### GIVEN EXERCISE
Using the records provided below, locate and copy each line that contains the word "devices".

### DATA RECORDS

===============

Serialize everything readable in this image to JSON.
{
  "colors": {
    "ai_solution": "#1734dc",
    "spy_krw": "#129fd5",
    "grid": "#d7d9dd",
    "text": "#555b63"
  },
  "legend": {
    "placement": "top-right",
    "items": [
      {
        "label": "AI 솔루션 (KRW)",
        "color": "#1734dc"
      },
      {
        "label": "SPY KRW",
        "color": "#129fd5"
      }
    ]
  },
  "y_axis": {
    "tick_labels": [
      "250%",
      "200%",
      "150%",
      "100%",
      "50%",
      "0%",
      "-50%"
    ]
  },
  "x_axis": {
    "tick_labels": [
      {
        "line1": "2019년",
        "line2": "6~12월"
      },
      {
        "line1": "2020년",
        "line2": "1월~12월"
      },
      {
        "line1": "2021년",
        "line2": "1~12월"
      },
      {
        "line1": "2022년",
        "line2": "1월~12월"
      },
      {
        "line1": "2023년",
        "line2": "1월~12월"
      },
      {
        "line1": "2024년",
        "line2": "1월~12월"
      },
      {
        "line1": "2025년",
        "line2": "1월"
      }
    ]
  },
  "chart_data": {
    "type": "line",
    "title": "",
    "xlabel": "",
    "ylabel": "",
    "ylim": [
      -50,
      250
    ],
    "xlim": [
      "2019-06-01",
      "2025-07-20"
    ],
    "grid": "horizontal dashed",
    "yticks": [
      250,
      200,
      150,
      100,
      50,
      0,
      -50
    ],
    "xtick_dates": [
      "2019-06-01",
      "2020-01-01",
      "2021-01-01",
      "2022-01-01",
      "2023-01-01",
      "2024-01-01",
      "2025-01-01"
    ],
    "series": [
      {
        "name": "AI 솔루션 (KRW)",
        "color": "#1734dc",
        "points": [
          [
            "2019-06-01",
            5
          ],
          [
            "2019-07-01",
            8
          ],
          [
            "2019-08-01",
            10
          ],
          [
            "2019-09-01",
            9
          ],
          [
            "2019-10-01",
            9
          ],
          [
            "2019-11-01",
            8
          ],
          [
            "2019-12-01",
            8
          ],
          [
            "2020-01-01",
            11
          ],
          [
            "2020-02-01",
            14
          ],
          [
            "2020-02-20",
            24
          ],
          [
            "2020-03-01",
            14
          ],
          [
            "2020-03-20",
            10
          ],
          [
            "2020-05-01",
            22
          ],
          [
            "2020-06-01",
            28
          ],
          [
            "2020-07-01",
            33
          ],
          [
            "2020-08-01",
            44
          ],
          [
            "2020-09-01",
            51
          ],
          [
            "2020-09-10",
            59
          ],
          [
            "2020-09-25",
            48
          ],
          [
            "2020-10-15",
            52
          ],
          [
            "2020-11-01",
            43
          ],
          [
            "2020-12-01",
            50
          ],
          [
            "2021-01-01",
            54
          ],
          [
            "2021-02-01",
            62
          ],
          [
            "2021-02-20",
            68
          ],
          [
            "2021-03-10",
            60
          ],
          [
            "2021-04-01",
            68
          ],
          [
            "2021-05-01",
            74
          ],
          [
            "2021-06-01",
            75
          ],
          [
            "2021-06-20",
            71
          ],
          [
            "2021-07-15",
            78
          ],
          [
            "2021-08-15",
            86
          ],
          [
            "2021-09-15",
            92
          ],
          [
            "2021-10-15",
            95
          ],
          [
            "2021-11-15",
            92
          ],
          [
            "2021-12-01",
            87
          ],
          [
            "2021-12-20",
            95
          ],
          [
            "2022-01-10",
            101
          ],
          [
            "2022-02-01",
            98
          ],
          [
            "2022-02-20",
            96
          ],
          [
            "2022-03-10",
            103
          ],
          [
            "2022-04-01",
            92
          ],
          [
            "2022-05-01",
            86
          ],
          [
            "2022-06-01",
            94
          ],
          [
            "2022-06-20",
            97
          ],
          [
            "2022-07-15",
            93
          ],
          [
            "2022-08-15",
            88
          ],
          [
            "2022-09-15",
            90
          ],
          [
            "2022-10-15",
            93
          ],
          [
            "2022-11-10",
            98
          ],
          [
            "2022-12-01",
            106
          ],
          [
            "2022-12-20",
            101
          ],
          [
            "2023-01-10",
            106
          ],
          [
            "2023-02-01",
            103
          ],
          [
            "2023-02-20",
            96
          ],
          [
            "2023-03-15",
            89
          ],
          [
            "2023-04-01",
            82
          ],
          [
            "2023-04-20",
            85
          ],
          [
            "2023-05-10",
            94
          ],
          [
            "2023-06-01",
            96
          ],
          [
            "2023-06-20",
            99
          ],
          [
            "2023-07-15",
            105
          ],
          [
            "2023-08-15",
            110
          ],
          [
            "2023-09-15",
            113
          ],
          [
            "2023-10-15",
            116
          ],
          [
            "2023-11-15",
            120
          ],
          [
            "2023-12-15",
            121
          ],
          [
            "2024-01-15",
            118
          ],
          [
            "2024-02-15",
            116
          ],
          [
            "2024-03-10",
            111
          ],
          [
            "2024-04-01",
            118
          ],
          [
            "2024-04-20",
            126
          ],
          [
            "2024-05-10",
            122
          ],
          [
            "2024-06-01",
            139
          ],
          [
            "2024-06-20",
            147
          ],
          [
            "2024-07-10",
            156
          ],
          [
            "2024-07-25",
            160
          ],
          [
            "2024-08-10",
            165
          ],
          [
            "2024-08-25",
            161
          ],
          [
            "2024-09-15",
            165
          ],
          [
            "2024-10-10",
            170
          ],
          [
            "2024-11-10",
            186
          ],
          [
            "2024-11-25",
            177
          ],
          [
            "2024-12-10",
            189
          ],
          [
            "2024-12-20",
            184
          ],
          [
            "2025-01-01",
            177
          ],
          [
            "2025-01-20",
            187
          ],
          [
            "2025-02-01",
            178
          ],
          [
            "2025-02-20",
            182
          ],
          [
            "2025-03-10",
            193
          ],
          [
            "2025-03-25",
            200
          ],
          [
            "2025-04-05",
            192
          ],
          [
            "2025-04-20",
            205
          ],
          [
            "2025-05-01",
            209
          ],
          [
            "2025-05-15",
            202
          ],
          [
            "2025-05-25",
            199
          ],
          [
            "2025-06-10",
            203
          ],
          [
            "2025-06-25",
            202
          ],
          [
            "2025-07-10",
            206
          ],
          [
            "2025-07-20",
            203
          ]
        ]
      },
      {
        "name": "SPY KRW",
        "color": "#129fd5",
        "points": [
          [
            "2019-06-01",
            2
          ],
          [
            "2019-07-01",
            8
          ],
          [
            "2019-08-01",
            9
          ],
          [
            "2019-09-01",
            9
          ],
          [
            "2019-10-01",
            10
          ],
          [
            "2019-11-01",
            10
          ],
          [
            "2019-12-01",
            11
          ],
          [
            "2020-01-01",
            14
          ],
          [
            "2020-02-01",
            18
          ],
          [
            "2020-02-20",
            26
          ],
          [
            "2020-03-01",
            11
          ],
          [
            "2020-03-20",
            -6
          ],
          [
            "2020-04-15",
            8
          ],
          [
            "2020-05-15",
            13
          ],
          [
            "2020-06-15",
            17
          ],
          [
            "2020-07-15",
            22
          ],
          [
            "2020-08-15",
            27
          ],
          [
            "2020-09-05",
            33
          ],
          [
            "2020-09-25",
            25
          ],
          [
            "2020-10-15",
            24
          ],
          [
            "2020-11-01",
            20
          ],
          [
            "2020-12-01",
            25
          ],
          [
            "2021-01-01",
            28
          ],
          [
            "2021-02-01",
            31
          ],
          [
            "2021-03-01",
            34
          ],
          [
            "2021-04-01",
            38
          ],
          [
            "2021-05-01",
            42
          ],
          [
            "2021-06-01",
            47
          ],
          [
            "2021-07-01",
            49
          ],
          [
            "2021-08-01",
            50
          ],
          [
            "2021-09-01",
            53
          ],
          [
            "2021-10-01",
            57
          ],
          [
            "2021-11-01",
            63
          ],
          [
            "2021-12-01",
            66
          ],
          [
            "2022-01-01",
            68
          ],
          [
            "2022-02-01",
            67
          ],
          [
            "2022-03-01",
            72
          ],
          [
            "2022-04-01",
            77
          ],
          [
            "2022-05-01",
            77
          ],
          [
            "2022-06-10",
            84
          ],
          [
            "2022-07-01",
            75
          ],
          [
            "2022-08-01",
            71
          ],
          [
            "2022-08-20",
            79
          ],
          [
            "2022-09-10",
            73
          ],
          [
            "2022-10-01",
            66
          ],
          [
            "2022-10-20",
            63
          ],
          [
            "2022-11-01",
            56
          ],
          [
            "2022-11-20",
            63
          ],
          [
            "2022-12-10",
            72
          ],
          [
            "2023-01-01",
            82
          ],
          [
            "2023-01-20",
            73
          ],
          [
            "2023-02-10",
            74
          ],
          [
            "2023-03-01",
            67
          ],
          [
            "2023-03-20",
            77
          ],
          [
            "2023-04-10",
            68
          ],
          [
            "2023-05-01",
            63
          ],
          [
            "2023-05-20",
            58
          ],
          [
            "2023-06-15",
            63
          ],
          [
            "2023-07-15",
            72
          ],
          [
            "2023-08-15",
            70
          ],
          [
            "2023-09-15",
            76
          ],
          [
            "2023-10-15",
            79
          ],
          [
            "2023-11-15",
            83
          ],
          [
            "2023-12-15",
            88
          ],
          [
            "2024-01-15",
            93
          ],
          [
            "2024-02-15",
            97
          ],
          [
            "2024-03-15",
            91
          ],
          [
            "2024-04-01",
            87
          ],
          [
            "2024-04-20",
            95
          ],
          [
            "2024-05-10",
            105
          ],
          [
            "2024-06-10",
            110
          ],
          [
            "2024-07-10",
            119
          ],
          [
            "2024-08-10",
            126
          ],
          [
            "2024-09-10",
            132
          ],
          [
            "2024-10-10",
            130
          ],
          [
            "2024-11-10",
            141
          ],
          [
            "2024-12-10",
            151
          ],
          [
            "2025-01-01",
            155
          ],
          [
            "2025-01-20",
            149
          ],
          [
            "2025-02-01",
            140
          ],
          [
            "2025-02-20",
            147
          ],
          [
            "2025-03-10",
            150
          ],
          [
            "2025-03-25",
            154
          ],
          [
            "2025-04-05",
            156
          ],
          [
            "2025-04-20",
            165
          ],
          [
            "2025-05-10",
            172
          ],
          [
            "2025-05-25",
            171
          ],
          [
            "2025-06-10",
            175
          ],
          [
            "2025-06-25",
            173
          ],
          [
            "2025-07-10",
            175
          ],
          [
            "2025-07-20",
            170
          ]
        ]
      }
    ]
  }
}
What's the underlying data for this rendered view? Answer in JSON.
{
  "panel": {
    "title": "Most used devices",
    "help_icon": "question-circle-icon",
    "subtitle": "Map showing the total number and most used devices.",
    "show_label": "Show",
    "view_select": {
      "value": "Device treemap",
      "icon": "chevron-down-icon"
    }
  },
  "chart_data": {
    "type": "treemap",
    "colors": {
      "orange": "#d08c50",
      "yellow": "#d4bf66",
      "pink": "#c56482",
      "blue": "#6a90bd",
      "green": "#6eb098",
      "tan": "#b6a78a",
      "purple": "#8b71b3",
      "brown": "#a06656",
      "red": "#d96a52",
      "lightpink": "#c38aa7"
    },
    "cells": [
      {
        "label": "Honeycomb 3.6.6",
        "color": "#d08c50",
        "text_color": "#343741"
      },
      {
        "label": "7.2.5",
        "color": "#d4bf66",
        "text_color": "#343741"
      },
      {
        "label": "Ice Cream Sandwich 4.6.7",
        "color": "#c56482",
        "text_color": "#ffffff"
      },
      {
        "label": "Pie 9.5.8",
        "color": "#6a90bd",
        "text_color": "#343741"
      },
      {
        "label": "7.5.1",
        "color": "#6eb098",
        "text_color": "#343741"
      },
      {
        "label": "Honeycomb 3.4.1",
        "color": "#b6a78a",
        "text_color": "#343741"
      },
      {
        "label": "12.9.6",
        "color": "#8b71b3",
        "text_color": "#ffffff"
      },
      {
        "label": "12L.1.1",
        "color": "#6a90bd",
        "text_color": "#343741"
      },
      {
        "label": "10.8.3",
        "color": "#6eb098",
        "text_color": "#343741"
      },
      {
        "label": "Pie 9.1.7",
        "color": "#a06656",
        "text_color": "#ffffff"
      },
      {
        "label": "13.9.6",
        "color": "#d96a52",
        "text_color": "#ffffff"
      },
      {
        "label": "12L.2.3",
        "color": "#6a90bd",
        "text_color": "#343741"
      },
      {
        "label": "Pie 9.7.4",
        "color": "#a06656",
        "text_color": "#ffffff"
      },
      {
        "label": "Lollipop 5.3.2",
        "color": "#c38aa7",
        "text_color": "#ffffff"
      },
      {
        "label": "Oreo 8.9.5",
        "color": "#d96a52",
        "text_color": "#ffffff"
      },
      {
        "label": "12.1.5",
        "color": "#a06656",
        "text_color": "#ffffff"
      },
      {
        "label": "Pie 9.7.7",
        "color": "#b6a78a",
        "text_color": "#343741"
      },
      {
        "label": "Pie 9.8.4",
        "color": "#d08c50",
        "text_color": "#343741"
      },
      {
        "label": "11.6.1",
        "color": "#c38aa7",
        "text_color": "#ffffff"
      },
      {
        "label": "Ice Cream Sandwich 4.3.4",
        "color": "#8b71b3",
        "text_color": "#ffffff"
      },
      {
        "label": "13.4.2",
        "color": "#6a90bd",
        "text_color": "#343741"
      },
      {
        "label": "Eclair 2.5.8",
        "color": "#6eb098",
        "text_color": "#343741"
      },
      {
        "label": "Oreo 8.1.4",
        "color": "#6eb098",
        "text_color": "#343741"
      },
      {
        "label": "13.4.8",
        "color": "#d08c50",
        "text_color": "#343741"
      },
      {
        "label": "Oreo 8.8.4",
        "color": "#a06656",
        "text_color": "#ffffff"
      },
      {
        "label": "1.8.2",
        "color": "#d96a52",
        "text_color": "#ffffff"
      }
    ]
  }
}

===============

### FULL SOLUTION
    "title": "Most used devices",
    "subtitle": "Map showing the total number and most used devices.",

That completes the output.